Extracted records
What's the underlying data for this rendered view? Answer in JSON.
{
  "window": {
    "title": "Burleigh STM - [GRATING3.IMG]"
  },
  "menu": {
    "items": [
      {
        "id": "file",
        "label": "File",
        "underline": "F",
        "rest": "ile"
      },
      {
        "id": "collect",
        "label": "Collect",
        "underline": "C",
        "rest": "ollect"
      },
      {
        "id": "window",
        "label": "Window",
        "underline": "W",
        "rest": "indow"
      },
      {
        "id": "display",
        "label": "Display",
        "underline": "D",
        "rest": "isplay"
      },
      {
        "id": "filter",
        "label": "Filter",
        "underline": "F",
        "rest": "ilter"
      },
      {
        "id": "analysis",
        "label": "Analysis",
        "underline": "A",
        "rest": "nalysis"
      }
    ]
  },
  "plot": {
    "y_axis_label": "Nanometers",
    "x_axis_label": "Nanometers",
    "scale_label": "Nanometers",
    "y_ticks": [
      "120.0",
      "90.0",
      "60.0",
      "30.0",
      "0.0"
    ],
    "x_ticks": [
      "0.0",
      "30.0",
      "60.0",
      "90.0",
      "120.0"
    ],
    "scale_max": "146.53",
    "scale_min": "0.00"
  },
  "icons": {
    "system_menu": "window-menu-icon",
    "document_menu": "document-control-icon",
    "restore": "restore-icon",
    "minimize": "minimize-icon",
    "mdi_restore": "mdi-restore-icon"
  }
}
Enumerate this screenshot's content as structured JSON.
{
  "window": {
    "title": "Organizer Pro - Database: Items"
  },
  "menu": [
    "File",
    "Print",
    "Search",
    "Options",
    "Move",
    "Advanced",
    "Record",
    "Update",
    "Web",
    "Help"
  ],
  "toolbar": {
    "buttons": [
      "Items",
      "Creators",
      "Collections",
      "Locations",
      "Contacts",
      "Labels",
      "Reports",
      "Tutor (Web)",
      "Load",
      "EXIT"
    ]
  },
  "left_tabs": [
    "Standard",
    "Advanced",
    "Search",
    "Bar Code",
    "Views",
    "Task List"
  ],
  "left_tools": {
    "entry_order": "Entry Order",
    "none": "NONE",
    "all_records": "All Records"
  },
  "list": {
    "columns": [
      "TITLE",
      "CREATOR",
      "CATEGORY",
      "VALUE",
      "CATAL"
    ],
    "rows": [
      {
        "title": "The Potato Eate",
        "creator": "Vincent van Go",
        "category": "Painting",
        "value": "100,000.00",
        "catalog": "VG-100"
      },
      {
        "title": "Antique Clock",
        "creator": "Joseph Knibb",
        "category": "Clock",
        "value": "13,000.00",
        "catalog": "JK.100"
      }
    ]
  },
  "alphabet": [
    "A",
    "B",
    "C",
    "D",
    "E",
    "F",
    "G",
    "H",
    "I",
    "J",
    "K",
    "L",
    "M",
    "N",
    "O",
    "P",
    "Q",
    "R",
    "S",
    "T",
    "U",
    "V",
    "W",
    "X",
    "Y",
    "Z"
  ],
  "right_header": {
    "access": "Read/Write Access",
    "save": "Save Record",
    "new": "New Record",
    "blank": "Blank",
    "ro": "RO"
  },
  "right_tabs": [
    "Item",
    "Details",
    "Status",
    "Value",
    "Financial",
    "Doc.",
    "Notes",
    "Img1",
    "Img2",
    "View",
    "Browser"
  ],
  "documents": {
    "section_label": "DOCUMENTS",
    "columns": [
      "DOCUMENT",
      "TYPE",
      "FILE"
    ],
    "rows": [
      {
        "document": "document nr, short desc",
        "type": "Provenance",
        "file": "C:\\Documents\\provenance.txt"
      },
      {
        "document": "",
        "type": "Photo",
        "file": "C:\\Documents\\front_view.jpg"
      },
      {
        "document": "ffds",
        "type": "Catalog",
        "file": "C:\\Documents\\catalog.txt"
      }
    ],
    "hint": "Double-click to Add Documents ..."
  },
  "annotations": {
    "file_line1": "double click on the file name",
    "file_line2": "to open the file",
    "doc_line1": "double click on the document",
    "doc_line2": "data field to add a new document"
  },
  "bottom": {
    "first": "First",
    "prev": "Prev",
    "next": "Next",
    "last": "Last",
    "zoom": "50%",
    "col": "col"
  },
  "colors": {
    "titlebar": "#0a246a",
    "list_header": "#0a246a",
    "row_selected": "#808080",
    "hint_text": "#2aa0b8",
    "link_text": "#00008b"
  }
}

§ TASK REQUIREMENTS
Retype all of the material above with every character intact.

§ SOLUTION FOR THIS EXERCISE
What's the underlying data for this rendered view? Answer in JSON.
{
  "window": {
    "title": "Burleigh STM - [GRATING3.IMG]"
  },
  "menu": {
    "items": [
      {
        "id": "file",
        "label": "File",
        "underline": "F",
        "rest": "ile"
      },
      {
        "id": "collect",
        "label": "Collect",
        "underline": "C",
        "rest": "ollect"
      },
      {
        "id": "window",
        "label": "Window",
        "underline": "W",
        "rest": "indow"
      },
      {
        "id": "display",
        "label": "Display",
        "underline": "D",
        "rest": "isplay"
      },
      {
        "id": "filter",
        "label": "Filter",
        "underline": "F",
        "rest": "ilter"
      },
      {
        "id": "analysis",
        "label": "Analysis",
        "underline": "A",
        "rest": "nalysis"
      }
    ]
  },
  "plot": {
    "y_axis_label": "Nanometers",
    "x_axis_label": "Nanometers",
    "scale_label": "Nanometers",
    "y_ticks": [
      "120.0",
      "90.0",
      "60.0",
      "30.0",
      "0.0"
    ],
    "x_ticks": [
      "0.0",
      "30.0",
      "60.0",
      "90.0",
      "120.0"
    ],
    "scale_max": "146.53",
    "scale_min": "0.00"
  },
  "icons": {
    "system_menu": "window-menu-icon",
    "document_menu": "document-control-icon",
    "restore": "restore-icon",
    "minimize": "minimize-icon",
    "mdi_restore": "mdi-restore-icon"
  }
}
Enumerate this screenshot's content as structured JSON.
{
  "window": {
    "title": "Organizer Pro - Database: Items"
  },
  "menu": [
    "File",
    "Print",
    "Search",
    "Options",
    "Move",
    "Advanced",
    "Record",
    "Update",
    "Web",
    "Help"
  ],
  "toolbar": {
    "buttons": [
      "Items",
      "Creators",
      "Collections",
      "Locations",
      "Contacts",
      "Labels",
      "Reports",
      "Tutor (Web)",
      "Load",
      "EXIT"
    ]
  },
  "left_tabs": [
    "Standard",
    "Advanced",
    "Search",
    "Bar Code",
    "Views",
    "Task List"
  ],
  "left_tools": {
    "entry_order": "Entry Order",
    "none": "NONE",
    "all_records": "All Records"
  },
  "list": {
    "columns": [
      "TITLE",
      "CREATOR",
      "CATEGORY",
      "VALUE",
      "CATAL"
    ],
    "rows": [
      {
        "title": "The Potato Eate",
        "creator": "Vincent van Go",
        "category": "Painting",
        "value": "100,000.00",
        "catalog": "VG-100"
      },
      {
        "title": "Antique Clock",
        "creator": "Joseph Knibb",
        "category": "Clock",
        "value": "13,000.00",
        "catalog": "JK.100"
      }
    ]
  },
  "alphabet": [
    "A",
    "B",
    "C",
    "D",
    "E",
    "F",
    "G",
    "H",
    "I",
    "J",
    "K",
    "L",
    "M",
    "N",
    "O",
    "P",
    "Q",
    "R",
    "S",
    "T",
    "U",
    "V",
    "W",
    "X",
    "Y",
    "Z"
  ],
  "right_header": {
    "access": "Read/Write Access",
    "save": "Save Record",
    "new": "New Record",
    "blank": "Blank",
    "ro": "RO"
  },
  "right_tabs": [
    "Item",
    "Details",
    "Status",
    "Value",
    "Financial",
    "Doc.",
    "Notes",
    "Img1",
    "Img2",
    "View",
    "Browser"
  ],
  "documents": {
    "section_label": "DOCUMENTS",
    "columns": [
      "DOCUMENT",
      "TYPE",
      "FILE"
    ],
    "rows": [
      {
        "document": "document nr, short desc",
        "type": "Provenance",
        "file": "C:\\Documents\\provenance.txt"
      },
      {
        "document": "",
        "type": "Photo",
        "file": "C:\\Documents\\front_view.jpg"
      },
      {
        "document": "ffds",
        "type": "Catalog",
        "file": "C:\\Documents\\catalog.txt"
      }
    ],
    "hint": "Double-click to Add Documents ..."
  },
  "annotations": {
    "file_line1": "double click on the file name",
    "file_line2": "to open the file",
    "doc_line1": "double click on the document",
    "doc_line2": "data field to add a new document"
  },
  "bottom": {
    "first": "First",
    "prev": "Prev",
    "next": "Next",
    "last": "Last",
    "zoom": "50%",
    "col": "col"
  },
  "colors": {
    "titlebar": "#0a246a",
    "list_header": "#0a246a",
    "row_selected": "#808080",
    "hint_text": "#2aa0b8",
    "link_text": "#00008b"
  }
}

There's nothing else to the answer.